§ Page text:
** Begin **

I asked a sister activist about the local anti-racism group she had loosely brought together, since I hadn’t heard from her in a couple of weeks. Given my immersion in radical feminism, I was surprised when in the course of conversation my friend said ‘the man/woman question’ is well-covered; it’s racism that we aren’t allowed to talk about. But progress is simply not linear, and feminism or women’s liberation, names for ‘the man/woman question,’ has faced repeated resistance, repression. And of course we can’t talk about racism — there I agree! And yet ….
In every surge of movement toward female liberation there has been strong backlash. With the recent death of Playboy empire founder Hugh Hefner, feminists brought out his direct attack on feminism, which was making gains against unfettered male entitlement to women’s bodies, by turning burgeoning female bodily freedom into subordination. And he succeeded — he made submission to male sexual standards the norm. He wrote, “These chicks [feminists] are our natural enemy. It is time to do battle with them,” in a leaked memo. Further, as Gail Dines has explained in detail, he brought pornography out into the mainstream and made it seem acceptable, normal, and necessary for masculinity, for men. Following the announcement of his death, she wrote: “He was the first major pimp who brought porn out of the backstreets onto main street. We will never be able to measure the damage he did by turning porn into a corporate commodity that legitimized and normalized the buying and selling of women’s bodies. He hated women, referred to them as dogs, and made porn ‘respectable’ by surrounding porn images with interviews and articles by well known literary figures.”
Currently feminists are faced with the invisibilizing of women. A book released this summer, called Female Erasure, further details this era’s backlash. From the introduction on the book’s website: “Through researched articles, essays, first-hand experience, story telling, and verse, these voices ignite the national conversation about the politics of gender identity as a backlash to feminist goals of liberation from gender stereotypes, oppression and sexual violence.”
I recently asked friends on social media to consider an article on “domestic violence,” overwhelmingly male on female violence (85 percent female victims to 15 percent male). In it, the first and most detailed case was of a man abused by a woman. Of course it happens, and of course it’s wrong. What concerned me was taking a woman-endangering epidemic and making it about men, first, and people, more generally. My friends on social media understood quickly. When I complained to a local friend, she immediately mentioned, and talked at length about, a man she knew who was abused by his wife, another nod to focusing on the exception, female violence against men. We are simply not allowed to name male violence as male violence, as violence perpetrated by men against women (and children and men, too) — but BY men: MALE VIOLENCE. What is it about those two words together that is so threatening, including to self-described feminists?

** End **

According to the essay on feminist backlash, what percentage of domestic violence victims are female? Rely solely on the essay to answer.

(Records showing where elements appear)

** Begin **

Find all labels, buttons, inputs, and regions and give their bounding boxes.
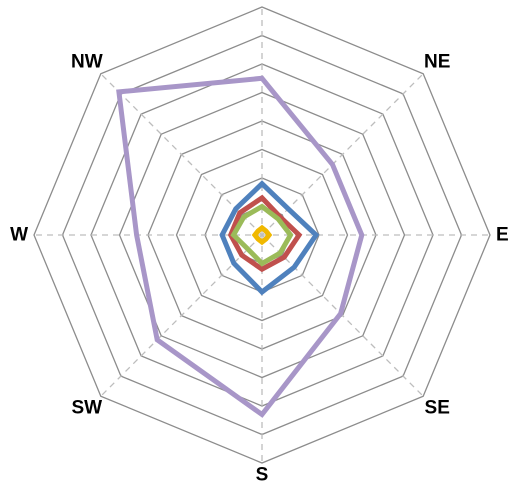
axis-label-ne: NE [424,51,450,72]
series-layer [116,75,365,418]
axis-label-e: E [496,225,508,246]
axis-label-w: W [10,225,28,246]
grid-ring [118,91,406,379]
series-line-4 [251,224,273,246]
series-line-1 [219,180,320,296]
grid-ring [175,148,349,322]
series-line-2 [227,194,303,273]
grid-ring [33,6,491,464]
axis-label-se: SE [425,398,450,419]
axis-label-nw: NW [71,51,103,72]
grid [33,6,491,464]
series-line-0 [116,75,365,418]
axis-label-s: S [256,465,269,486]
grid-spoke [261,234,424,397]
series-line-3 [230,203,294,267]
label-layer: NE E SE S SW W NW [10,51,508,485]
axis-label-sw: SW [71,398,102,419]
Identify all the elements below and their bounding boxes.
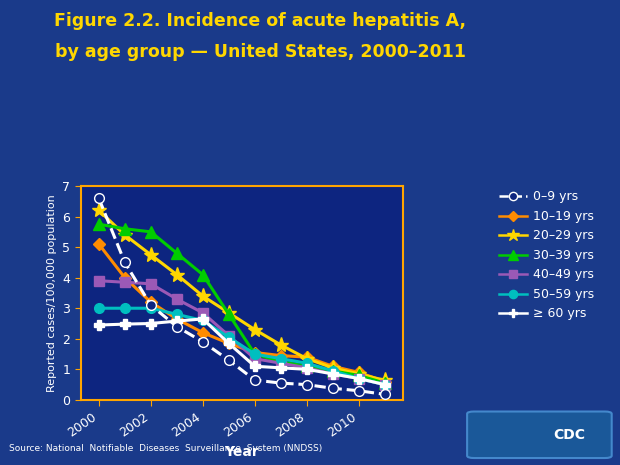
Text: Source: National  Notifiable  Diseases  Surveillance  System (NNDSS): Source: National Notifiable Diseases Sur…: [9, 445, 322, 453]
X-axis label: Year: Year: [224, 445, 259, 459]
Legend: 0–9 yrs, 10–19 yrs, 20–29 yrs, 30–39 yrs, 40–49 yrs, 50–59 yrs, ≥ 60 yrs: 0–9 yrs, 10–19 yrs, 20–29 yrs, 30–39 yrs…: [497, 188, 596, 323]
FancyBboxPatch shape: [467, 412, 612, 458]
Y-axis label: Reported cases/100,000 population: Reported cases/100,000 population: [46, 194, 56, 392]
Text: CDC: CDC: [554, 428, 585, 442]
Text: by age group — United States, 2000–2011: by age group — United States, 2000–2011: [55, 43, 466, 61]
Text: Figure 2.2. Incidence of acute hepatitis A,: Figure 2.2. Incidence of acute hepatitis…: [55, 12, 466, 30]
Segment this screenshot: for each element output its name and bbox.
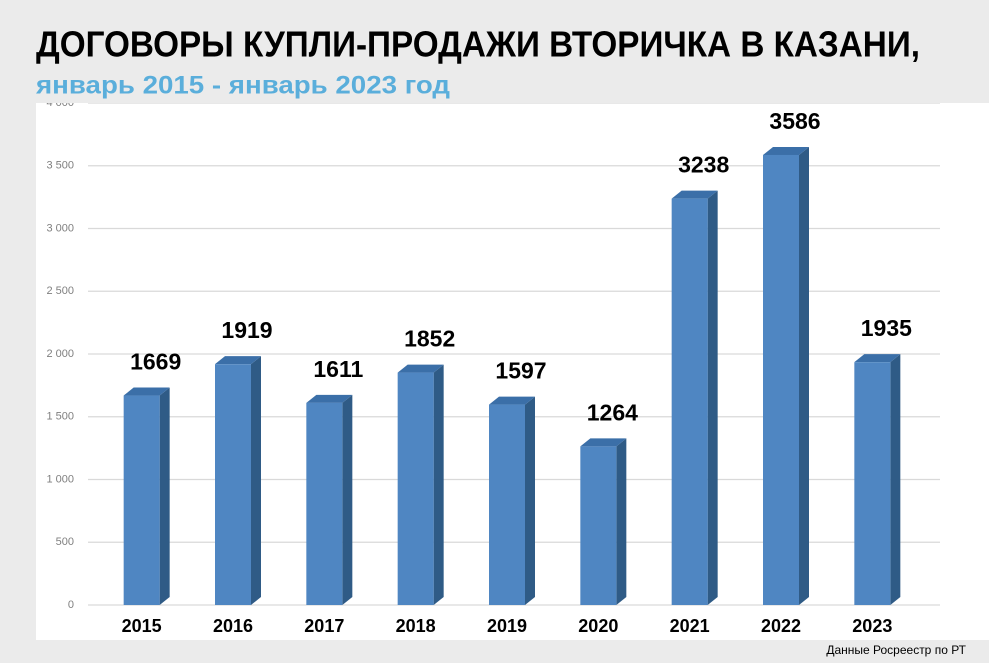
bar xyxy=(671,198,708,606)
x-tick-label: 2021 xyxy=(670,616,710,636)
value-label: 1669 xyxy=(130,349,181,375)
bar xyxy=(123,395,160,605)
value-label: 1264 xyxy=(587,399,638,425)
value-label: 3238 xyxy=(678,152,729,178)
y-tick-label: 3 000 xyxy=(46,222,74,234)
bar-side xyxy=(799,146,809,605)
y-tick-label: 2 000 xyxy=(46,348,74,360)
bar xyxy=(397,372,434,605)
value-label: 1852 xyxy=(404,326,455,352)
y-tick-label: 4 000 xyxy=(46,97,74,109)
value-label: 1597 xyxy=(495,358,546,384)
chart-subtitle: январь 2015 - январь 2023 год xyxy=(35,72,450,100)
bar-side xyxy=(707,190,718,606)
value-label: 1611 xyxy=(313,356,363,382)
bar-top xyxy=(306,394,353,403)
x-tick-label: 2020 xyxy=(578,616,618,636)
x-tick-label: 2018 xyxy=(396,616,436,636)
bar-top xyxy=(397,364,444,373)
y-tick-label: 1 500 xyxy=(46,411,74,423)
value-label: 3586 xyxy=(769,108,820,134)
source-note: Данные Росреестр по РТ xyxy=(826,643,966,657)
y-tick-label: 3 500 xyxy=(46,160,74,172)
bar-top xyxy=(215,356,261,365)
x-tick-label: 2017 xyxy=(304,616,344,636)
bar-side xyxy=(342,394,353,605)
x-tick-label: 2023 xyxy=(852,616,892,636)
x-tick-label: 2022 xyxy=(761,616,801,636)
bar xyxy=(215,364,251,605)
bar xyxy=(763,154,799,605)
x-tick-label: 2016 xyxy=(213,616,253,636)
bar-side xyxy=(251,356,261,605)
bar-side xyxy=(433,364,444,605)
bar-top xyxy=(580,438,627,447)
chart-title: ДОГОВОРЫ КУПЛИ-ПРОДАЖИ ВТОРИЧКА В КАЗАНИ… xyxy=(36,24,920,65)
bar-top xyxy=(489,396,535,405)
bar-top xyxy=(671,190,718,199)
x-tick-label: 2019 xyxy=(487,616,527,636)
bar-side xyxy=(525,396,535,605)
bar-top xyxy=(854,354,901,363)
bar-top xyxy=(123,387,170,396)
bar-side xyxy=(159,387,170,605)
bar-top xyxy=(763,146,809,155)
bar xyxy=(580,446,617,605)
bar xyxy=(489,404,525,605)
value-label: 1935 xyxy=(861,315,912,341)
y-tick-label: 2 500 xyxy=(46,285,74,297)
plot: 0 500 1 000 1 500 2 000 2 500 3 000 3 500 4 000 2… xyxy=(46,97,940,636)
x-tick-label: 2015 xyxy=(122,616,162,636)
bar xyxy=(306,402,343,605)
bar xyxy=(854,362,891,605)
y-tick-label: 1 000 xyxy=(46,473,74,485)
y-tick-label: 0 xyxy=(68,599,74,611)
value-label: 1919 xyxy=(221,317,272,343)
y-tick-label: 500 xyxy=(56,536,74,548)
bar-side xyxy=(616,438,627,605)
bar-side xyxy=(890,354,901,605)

** End **
** Begin **

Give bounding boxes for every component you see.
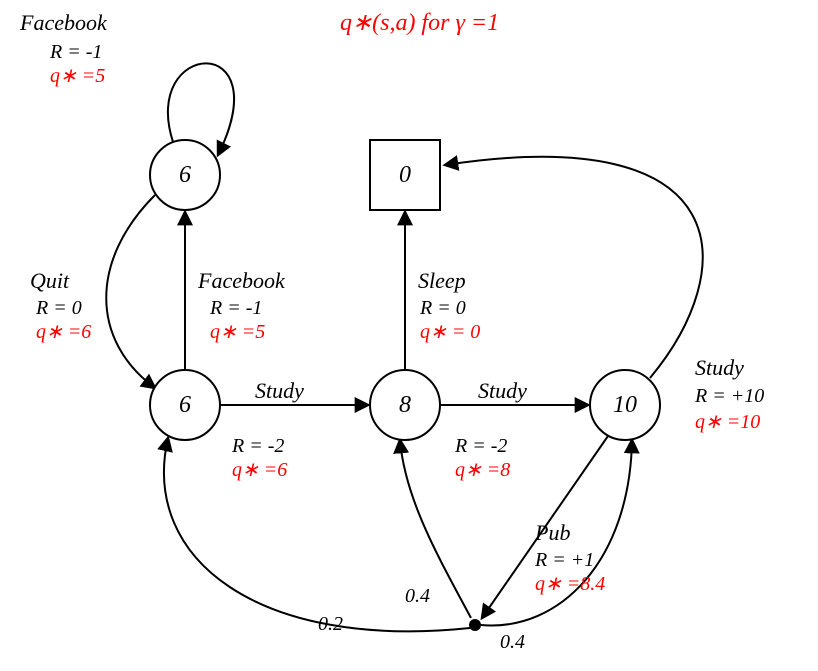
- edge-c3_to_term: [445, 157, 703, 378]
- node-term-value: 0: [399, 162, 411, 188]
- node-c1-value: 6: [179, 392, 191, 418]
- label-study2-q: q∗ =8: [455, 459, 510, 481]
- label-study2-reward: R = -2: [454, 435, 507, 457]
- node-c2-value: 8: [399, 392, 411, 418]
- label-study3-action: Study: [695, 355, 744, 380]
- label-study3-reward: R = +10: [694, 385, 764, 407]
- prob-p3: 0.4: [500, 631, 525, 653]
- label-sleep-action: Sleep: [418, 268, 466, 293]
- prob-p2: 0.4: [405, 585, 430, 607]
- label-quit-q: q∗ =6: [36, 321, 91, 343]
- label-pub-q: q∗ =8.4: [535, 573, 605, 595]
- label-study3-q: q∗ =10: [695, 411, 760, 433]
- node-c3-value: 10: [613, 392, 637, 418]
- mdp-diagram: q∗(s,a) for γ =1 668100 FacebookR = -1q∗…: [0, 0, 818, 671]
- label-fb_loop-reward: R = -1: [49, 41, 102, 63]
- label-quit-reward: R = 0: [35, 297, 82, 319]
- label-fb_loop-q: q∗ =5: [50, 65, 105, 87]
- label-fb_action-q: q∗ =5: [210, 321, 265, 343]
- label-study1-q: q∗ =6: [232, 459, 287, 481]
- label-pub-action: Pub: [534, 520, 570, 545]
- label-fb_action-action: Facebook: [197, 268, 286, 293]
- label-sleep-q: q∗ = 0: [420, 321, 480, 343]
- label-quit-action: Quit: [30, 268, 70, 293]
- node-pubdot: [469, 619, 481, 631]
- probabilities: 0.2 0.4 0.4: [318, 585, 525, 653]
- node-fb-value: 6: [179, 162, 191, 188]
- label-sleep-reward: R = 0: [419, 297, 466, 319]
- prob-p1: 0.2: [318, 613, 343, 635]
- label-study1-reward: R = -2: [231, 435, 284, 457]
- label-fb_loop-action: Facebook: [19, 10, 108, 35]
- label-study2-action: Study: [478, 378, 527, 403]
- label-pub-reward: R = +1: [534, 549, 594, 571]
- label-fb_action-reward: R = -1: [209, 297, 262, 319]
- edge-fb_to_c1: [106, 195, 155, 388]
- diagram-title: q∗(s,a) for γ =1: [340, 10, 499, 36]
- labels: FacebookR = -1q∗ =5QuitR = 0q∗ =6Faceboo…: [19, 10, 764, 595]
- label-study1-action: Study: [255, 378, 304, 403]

** End **

§ Written solution:
85 percent.